# [Task to complete]
Using the listing below, retype only the lines from the line with "Type out the text in this image." through the end, both ends included, and exclude the pictures.

** Begin Record list **

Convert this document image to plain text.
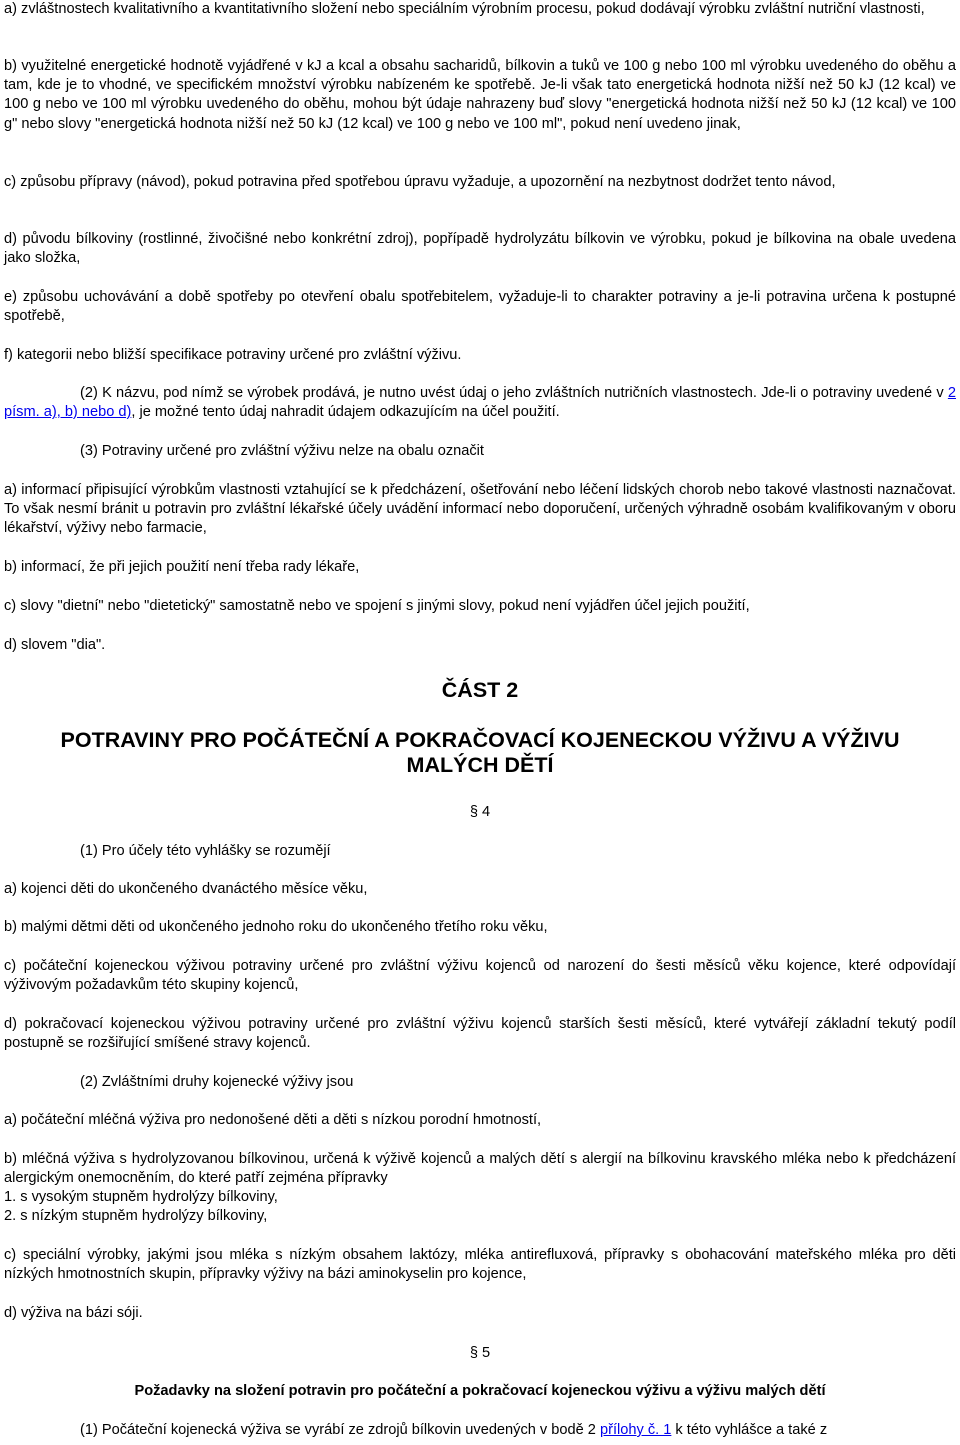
a) zvláštnostech kvalitativního a kvantitativního složení nebo speciálním výrobním procesu, pokud dodávají výrobku zvláštní nutriční vlastnosti,

b) využitelné energetické hodnotě vyjádřené v kJ a kcal a obsahu sacharidů, bílkovin a tuků ve 100 g nebo 100 ml výrobku uvedeného do oběhu a tam, kde je to vhodné, ve specifickém množství výrobku nabízeném ke spotřebě. Je-li však tato energetická hodnota nižší než 50 kJ (12 kcal) ve 100 g nebo ve 100 ml výrobku uvedeného do oběhu, mohou být údaje nahrazeny buď slovy "energetická hodnota nižší než 50 kJ (12 kcal) ve 100 g" nebo slovy "energetická hodnota nižší než 50 kJ (12 kcal) ve 100 g nebo ve 100 ml", pokud není uvedeno jinak,

c) způsobu přípravy (návod), pokud potravina před spotřebou úpravu vyžaduje, a upozornění na nezbytnost dodržet tento návod,

d) původu bílkoviny (rostlinné, živočišné nebo konkrétní zdroj), popřípadě hydrolyzátu bílkovin ve výrobku, pokud je bílkovina na obale uvedena jako složka,

e) způsobu uchovávání a době spotřeby po otevření obalu spotřebitelem, vyžaduje-li to charakter potraviny a je-li potravina určena k postupné spotřebě,

f) kategorii nebo bližší specifikace potraviny určené pro zvláštní výživu.

(2) K názvu, pod nímž se výrobek prodává, je nutno uvést údaj o jeho zvláštních nutričních vlastnostech. Jde-li o potraviny uvedené v 2 písm. a), b) nebo d), je možné tento údaj nahradit údajem odkazujícím na účel použití.

(3) Potraviny určené pro zvláštní výživu nelze na obalu označit

a) informací připisující výrobkům vlastnosti vztahující se k předcházení, ošetřování nebo léčení lidských chorob nebo takové vlastnosti naznačovat. To však nesmí bránit u potravin pro zvláštní lékařské účely uvádění informací nebo doporučení, určených výhradně osobám kvalifikovaným v oboru lékařství, výživy nebo farmacie,

b) informací, že při jejich použití není třeba rady lékaře,

c) slovy "dietní" nebo "dietetický" samostatně nebo ve spojení s jinými slovy, pokud není vyjádřen účel jejich použití,

d) slovem "dia".

ČÁST 2
POTRAVINY PRO POČÁTEČNÍ A POKRAČOVACÍ KOJENECKOU VÝŽIVU A VÝŽIVU
MALÝCH DĚTÍ
§ 4

(1) Pro účely této vyhlášky se rozumějí

a) kojenci děti do ukončeného dvanáctého měsíce věku,

b) malými dětmi děti od ukončeného jednoho roku do ukončeného třetího roku věku,

c) počáteční kojeneckou výživou potraviny určené pro zvláštní výživu kojenců od narození do šesti měsíců věku kojence, které odpovídají výživovým požadavkům této skupiny kojenců,

d) pokračovací kojeneckou výživou potraviny určené pro zvláštní výživu kojenců starších šesti měsíců, které vytvářejí základní tekutý podíl postupně se rozšiřující smíšené stravy kojenců.

(2) Zvláštními druhy kojenecké výživy jsou

a) počáteční mléčná výživa pro nedonošené děti a děti s nízkou porodní hmotností,

b) mléčná výživa s hydrolyzovanou bílkovinou, určená k výživě kojenců a malých dětí s alergií na bílkovinu kravského mléka nebo k předcházení alergickým onemocněním, do které patří zejména přípravky

1. s vysokým stupněm hydrolýzy bílkoviny,

2. s nízkým stupněm hydrolýzy bílkoviny,

c) speciální výrobky, jakými jsou mléka s nízkým obsahem laktózy, mléka antirefluxová, přípravky s obohacování mateřského mléka pro děti nízkých hmotnostních skupin, přípravky výživy na bázi aminokyselin pro kojence,

d) výživa na bázi sóji.

§ 5
Požadavky na složení potravin pro počáteční a pokračovací kojeneckou výživu a výživu malých dětí

(1) Počáteční kojenecká výživa se vyrábí ze zdrojů bílkovin uvedených v bodě 2 přílohy č. 1 k této vyhlášce a také z
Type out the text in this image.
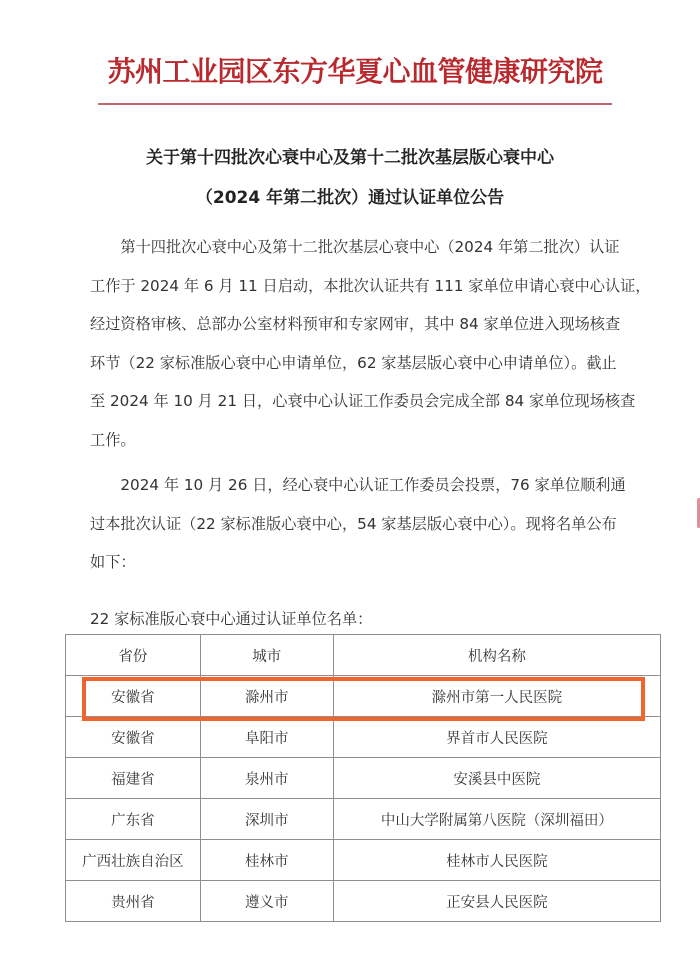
苏州工业园区东方华夏心血管健康研究院
关于第十四批次心衰中心及第十二批次基层版心衰中心
（2024 年第二批次）通过认证单位公告

　　第十四批次心衰中心及第十二批次基层心衰中心（2024 年第二批次）认证

工作于 2024 年 6 月 11 日启动，本批次认证共有 111 家单位申请心衰中心认证，

经过资格审核、总部办公室材料预审和专家网审，其中 84 家单位进入现场核查

环节（22 家标准版心衰中心申请单位，62 家基层版心衰中心申请单位）。截止

至 2024 年 10 月 21 日，心衰中心认证工作委员会完成全部 84 家单位现场核查

工作。

　　2024 年 10 月 26 日，经心衰中心认证工作委员会投票，76 家单位顺利通

过本批次认证（22 家标准版心衰中心，54 家基层版心衰中心）。现将名单公布

如下：

22 家标准版心衰中心通过认证单位名单：
省份	城市	机构名称
安徽省	滁州市	滁州市第一人民医院
安徽省	阜阳市	界首市人民医院
福建省	泉州市	安溪县中医院
广东省	深圳市	中山大学附属第八医院（深圳福田）
广西壮族自治区	桂林市	桂林市人民医院
贵州省	遵义市	正安县人民医院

** End Record list **

# [Response to the exercise]
Type out the text in this image.
苏州工业园区东方华夏心血管健康研究院
关于第十四批次心衰中心及第十二批次基层版心衰中心
（2024 年第二批次）通过认证单位公告

　　第十四批次心衰中心及第十二批次基层心衰中心（2024 年第二批次）认证

工作于 2024 年 6 月 11 日启动，本批次认证共有 111 家单位申请心衰中心认证，

经过资格审核、总部办公室材料预审和专家网审，其中 84 家单位进入现场核查

环节（22 家标准版心衰中心申请单位，62 家基层版心衰中心申请单位）。截止

至 2024 年 10 月 21 日，心衰中心认证工作委员会完成全部 84 家单位现场核查

工作。

　　2024 年 10 月 26 日，经心衰中心认证工作委员会投票，76 家单位顺利通

过本批次认证（22 家标准版心衰中心，54 家基层版心衰中心）。现将名单公布

如下：

22 家标准版心衰中心通过认证单位名单：
省份	城市	机构名称
安徽省	滁州市	滁州市第一人民医院
安徽省	阜阳市	界首市人民医院
福建省	泉州市	安溪县中医院
广东省	深圳市	中山大学附属第八医院（深圳福田）
广西壮族自治区	桂林市	桂林市人民医院
贵州省	遵义市	正安县人民医院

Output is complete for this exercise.